-- Start --
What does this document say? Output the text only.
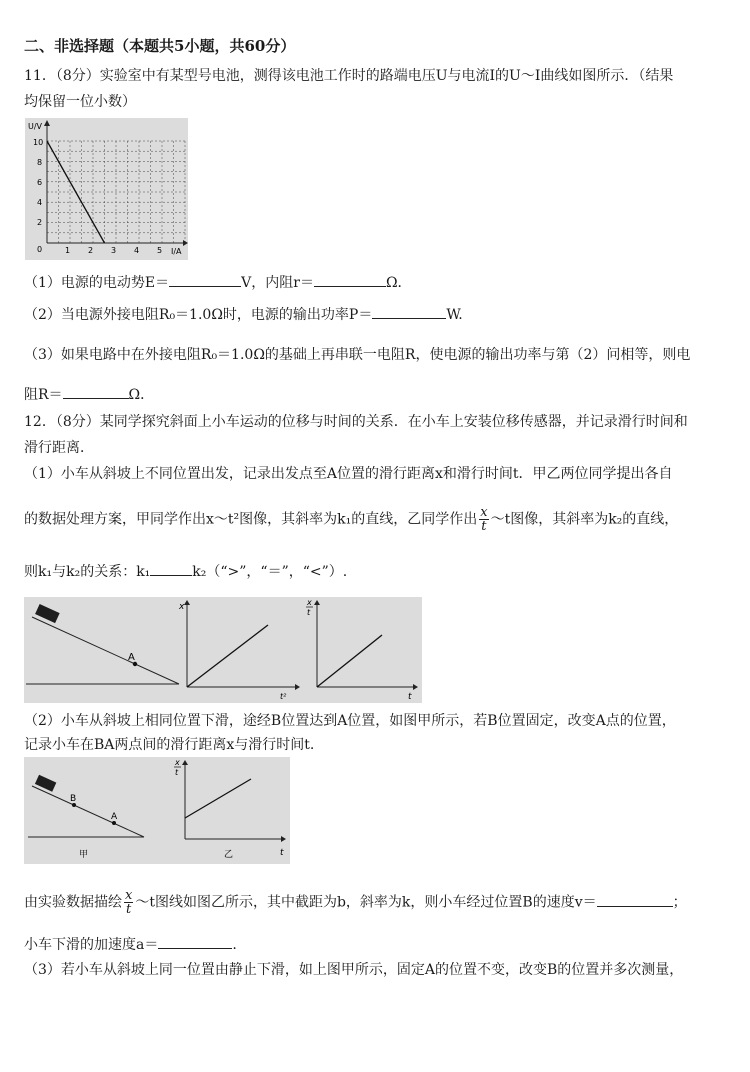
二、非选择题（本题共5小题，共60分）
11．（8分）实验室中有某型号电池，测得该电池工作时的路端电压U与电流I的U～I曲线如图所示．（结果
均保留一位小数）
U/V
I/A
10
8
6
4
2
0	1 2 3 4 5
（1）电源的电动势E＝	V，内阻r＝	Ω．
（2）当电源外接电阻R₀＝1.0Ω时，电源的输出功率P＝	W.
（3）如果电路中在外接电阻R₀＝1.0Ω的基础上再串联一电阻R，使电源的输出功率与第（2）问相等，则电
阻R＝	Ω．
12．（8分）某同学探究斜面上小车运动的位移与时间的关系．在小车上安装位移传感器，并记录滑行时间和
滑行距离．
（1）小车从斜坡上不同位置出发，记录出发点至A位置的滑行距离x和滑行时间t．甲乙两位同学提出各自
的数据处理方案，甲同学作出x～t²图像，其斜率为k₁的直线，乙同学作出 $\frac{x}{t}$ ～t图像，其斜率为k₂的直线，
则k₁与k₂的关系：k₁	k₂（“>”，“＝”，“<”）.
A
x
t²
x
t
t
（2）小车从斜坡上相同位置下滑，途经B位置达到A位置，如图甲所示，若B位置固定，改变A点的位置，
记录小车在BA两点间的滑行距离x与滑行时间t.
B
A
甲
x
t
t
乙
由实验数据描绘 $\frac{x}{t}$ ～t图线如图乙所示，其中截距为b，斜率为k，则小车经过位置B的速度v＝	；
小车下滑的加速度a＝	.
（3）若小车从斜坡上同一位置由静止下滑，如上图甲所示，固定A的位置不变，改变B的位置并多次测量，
-- End --
- [Task to complete]: Are you able to set down all the lines above exactly, without any pictures?

- [Result]:
What does this document say? Output the text only.
二、非选择题（本题共5小题，共60分）
11．（8分）实验室中有某型号电池，测得该电池工作时的路端电压U与电流I的U～I曲线如图所示．（结果
均保留一位小数）
U/V
I/A
10
8
6
4
2
0	1 2 3 4 5
（1）电源的电动势E＝	V，内阻r＝	Ω．
（2）当电源外接电阻R₀＝1.0Ω时，电源的输出功率P＝	W.
（3）如果电路中在外接电阻R₀＝1.0Ω的基础上再串联一电阻R，使电源的输出功率与第（2）问相等，则电
阻R＝	Ω．
12．（8分）某同学探究斜面上小车运动的位移与时间的关系．在小车上安装位移传感器，并记录滑行时间和
滑行距离．
（1）小车从斜坡上不同位置出发，记录出发点至A位置的滑行距离x和滑行时间t．甲乙两位同学提出各自
的数据处理方案，甲同学作出x～t²图像，其斜率为k₁的直线，乙同学作出 $\frac{x}{t}$ ～t图像，其斜率为k₂的直线，
则k₁与k₂的关系：k₁	k₂（“>”，“＝”，“<”）.
A
x
t²
x
t
t
（2）小车从斜坡上相同位置下滑，途经B位置达到A位置，如图甲所示，若B位置固定，改变A点的位置，
记录小车在BA两点间的滑行距离x与滑行时间t.
B
A
甲
x
t
t
乙
由实验数据描绘 $\frac{x}{t}$ ～t图线如图乙所示，其中截距为b，斜率为k，则小车经过位置B的速度v＝	；
小车下滑的加速度a＝	.
（3）若小车从斜坡上同一位置由静止下滑，如上图甲所示，固定A的位置不变，改变B的位置并多次测量，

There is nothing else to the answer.